"""

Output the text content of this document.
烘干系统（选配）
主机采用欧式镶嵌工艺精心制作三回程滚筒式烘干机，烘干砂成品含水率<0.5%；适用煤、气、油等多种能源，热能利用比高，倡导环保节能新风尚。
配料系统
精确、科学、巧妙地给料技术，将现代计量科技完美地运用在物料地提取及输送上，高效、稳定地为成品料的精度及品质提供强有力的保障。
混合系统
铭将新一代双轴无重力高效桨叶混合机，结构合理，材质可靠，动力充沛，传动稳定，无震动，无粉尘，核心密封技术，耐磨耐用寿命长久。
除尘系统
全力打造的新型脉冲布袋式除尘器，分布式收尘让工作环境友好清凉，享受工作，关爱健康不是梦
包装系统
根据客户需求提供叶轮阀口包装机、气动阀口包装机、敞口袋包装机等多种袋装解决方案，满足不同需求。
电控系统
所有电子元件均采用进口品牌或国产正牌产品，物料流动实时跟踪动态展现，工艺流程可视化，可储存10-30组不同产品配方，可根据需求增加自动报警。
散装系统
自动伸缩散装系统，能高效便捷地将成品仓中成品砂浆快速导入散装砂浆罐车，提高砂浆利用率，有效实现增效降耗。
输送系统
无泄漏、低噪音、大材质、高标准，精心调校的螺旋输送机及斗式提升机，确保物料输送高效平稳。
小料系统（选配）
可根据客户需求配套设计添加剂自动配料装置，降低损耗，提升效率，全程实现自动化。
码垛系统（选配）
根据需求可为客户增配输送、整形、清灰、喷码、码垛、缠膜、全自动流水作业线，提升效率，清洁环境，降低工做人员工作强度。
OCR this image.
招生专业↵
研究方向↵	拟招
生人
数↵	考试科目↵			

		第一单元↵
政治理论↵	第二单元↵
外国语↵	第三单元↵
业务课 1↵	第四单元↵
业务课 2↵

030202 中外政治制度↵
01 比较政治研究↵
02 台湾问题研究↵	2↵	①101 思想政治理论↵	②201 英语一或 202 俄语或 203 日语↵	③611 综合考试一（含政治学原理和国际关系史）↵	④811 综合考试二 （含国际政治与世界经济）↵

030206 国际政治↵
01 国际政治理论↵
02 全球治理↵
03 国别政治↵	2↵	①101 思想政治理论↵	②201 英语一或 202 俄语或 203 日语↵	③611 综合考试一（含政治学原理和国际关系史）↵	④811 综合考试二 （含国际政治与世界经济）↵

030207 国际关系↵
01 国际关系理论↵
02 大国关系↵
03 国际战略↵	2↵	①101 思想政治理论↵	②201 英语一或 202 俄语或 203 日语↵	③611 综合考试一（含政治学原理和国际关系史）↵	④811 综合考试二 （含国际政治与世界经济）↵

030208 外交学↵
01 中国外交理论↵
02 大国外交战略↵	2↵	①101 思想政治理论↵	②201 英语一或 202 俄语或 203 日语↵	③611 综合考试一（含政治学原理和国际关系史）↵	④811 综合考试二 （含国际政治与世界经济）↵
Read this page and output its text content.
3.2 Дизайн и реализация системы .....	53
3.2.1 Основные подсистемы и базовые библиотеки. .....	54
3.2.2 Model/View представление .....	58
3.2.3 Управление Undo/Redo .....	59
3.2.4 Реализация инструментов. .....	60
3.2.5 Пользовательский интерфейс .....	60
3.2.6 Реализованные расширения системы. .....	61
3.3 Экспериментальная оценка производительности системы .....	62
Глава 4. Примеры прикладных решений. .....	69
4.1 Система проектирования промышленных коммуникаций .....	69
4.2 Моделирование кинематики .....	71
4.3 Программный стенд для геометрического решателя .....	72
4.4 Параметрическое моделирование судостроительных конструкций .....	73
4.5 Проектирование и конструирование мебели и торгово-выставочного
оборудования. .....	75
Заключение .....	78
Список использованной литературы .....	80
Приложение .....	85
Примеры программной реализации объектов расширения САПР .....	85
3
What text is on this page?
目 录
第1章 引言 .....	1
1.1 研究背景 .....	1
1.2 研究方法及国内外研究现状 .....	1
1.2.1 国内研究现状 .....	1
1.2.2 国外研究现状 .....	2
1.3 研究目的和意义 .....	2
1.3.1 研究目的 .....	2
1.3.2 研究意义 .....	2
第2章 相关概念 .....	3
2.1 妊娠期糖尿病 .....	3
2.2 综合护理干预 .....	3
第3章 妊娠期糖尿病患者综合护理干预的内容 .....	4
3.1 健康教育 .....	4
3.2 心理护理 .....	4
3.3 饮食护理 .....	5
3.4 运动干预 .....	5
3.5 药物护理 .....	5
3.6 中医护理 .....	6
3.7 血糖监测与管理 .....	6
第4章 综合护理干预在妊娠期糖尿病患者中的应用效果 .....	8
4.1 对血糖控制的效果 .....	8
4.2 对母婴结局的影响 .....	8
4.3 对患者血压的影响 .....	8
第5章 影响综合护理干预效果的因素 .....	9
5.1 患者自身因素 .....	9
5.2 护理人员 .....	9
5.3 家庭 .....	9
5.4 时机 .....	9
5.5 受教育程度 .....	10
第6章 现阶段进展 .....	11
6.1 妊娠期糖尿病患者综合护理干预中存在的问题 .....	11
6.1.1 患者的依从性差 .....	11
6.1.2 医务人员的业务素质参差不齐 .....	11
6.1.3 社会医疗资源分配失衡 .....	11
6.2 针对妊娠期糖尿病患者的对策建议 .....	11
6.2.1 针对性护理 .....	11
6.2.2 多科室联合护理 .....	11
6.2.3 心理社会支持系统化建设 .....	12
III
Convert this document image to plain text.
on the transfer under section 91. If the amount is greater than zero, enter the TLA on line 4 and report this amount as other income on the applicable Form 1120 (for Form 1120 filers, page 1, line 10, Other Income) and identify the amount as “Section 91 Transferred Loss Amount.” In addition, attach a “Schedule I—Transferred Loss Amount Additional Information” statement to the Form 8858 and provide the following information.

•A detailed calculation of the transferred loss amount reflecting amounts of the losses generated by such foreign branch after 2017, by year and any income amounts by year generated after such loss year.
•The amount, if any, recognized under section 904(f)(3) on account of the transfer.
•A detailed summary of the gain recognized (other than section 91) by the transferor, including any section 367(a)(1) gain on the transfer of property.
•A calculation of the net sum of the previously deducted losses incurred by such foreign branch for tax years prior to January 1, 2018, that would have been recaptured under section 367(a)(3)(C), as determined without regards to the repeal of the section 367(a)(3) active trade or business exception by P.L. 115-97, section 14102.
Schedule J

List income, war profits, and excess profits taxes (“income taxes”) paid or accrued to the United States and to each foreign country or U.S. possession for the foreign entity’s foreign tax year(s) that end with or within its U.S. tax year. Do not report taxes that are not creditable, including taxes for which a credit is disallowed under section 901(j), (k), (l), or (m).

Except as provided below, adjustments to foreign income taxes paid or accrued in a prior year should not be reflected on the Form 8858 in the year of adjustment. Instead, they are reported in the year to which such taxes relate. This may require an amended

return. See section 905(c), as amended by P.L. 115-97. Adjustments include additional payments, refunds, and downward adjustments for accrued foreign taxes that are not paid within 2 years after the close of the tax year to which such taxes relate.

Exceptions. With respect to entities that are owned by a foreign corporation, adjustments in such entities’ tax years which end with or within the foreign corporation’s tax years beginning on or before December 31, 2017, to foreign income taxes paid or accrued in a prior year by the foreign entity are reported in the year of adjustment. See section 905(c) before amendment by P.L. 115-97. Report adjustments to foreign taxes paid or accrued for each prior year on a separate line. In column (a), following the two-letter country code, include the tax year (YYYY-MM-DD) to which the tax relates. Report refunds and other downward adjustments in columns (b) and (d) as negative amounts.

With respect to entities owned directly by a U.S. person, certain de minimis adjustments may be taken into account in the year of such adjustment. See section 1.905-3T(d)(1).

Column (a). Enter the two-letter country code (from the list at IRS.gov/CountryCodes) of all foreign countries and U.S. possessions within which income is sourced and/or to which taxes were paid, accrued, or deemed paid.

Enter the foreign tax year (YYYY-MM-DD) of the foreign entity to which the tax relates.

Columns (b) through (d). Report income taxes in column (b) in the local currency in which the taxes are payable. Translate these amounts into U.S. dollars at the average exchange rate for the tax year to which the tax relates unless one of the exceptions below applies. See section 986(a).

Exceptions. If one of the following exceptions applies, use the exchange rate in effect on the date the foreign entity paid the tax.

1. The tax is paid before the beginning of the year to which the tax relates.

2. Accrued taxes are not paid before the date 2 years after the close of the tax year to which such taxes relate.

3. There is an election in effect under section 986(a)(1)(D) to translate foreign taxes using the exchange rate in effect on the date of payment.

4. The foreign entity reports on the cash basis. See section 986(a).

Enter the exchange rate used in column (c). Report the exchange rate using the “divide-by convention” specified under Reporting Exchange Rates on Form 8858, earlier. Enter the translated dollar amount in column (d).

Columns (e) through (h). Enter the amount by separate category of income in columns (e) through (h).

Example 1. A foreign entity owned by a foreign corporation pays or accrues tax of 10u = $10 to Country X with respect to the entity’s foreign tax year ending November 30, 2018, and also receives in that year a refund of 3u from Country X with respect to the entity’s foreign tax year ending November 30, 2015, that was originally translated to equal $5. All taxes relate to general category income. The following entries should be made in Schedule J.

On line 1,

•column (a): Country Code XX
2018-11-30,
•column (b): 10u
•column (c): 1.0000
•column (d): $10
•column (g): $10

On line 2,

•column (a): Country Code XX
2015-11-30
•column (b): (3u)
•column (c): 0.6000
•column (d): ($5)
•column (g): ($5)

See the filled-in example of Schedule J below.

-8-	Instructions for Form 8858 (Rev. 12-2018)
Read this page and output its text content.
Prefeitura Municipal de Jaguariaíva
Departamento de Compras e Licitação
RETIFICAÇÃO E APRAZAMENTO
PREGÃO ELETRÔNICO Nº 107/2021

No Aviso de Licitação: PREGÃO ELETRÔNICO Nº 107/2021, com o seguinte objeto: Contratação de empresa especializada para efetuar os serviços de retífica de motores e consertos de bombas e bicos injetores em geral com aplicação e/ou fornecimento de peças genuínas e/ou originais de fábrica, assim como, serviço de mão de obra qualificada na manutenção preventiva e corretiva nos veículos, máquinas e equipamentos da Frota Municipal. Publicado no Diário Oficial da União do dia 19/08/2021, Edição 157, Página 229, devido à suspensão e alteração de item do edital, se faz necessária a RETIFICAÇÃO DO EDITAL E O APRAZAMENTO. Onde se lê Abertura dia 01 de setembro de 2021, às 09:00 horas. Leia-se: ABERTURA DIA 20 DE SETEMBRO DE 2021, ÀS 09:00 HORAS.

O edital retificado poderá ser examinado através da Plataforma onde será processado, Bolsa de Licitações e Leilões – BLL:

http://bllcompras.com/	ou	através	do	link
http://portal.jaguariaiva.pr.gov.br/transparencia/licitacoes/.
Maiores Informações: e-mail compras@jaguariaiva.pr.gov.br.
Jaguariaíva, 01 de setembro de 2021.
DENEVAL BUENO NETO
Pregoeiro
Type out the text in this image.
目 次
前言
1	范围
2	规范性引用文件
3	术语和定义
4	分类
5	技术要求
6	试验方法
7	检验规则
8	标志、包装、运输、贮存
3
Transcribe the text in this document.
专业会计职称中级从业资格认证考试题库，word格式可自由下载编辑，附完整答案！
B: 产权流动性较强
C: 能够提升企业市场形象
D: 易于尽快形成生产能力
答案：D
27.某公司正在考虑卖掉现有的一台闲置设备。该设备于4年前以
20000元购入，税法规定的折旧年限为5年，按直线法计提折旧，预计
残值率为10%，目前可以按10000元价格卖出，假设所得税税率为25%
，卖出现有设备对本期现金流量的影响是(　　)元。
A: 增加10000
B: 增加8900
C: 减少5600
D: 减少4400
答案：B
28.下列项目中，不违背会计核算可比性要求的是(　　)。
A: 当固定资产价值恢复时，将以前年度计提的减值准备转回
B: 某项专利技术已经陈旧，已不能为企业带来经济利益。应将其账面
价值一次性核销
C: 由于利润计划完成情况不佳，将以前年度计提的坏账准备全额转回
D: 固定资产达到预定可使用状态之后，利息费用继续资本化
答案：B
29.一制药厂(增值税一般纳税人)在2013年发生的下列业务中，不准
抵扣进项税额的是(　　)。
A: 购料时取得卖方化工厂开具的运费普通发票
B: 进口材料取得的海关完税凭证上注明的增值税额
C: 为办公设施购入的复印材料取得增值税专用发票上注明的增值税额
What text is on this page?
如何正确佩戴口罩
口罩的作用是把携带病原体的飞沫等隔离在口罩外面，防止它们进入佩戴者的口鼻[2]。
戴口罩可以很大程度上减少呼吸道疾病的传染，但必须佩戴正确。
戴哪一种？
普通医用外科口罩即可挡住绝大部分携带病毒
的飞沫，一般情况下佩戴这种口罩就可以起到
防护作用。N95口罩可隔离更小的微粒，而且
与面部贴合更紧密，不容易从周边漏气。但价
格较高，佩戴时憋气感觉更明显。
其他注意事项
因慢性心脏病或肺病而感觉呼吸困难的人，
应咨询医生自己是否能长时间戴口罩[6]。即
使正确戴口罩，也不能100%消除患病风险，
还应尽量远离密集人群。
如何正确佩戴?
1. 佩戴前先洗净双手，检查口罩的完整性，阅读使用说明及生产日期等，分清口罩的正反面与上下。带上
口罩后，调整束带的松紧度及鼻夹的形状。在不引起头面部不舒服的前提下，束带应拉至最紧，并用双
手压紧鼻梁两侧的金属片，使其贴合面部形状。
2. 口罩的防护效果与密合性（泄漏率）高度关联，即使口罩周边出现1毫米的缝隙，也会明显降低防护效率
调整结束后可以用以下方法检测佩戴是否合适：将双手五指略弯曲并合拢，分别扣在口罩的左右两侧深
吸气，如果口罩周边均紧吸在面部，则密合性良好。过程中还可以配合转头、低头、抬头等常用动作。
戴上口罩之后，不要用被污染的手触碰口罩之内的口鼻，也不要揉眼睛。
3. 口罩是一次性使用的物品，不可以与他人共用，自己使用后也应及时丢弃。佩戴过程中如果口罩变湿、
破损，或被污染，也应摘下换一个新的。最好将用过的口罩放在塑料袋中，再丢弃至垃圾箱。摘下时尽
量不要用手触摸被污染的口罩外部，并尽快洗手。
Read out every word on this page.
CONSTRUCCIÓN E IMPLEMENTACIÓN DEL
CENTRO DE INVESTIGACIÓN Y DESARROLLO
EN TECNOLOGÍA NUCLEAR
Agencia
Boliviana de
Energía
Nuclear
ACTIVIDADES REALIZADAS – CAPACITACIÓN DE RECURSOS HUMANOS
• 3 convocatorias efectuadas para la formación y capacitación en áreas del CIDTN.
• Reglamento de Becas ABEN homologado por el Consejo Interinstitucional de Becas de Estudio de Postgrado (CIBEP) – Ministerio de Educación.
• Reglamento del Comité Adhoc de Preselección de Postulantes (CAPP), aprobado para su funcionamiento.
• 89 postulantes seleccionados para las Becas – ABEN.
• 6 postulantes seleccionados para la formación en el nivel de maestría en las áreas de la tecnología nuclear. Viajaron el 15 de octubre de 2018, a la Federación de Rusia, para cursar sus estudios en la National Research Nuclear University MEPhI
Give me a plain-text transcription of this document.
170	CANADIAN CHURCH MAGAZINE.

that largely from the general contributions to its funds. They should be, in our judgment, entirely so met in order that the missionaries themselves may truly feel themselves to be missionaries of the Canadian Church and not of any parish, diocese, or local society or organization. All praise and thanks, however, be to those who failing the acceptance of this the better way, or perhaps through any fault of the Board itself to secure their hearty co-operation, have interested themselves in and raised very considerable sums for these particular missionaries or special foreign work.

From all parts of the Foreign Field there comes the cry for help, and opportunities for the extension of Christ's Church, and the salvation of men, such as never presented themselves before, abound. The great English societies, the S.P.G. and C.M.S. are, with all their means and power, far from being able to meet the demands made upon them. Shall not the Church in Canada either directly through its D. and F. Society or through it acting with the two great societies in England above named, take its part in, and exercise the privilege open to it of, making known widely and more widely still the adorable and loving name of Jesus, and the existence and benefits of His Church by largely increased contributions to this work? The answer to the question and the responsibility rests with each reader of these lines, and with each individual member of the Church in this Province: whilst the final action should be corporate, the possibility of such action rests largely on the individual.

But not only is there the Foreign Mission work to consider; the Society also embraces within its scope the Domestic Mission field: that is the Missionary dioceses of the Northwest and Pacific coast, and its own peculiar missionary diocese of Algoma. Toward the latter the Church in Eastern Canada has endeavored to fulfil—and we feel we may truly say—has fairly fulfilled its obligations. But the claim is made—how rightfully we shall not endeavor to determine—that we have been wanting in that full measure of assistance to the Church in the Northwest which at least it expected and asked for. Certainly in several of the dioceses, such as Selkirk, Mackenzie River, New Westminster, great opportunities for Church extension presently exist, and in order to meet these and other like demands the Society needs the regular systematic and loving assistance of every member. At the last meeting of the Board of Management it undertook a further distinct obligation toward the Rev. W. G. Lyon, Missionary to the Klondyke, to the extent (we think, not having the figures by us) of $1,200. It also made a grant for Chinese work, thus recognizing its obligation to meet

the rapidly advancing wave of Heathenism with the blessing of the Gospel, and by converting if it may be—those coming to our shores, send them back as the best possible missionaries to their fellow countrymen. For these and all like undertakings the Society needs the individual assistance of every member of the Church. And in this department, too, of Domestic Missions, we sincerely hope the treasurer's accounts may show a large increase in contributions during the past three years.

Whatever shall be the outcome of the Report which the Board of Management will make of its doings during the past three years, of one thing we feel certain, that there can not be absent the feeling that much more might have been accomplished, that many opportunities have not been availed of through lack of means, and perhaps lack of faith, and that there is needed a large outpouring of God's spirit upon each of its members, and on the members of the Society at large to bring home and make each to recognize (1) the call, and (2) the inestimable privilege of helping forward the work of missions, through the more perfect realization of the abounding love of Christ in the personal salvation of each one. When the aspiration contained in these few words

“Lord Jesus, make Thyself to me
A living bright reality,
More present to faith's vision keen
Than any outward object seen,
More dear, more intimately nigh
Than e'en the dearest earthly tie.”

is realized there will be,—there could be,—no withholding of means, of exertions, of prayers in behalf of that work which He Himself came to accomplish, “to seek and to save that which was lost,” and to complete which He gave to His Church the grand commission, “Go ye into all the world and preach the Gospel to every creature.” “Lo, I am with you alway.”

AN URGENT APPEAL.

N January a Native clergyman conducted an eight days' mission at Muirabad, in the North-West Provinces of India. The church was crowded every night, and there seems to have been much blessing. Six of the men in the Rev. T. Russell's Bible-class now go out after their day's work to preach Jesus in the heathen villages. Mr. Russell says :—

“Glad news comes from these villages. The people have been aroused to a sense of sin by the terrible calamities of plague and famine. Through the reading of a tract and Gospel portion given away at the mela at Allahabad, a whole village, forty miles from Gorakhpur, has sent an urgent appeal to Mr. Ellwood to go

"""

## Your objective
Find the word "document" in the data and copy out each line where it turns up.

## Right answer
Output the text content of this document.
Convert this document image to plain text.
Transcribe the text in this document.
Give me a plain-text transcription of this document.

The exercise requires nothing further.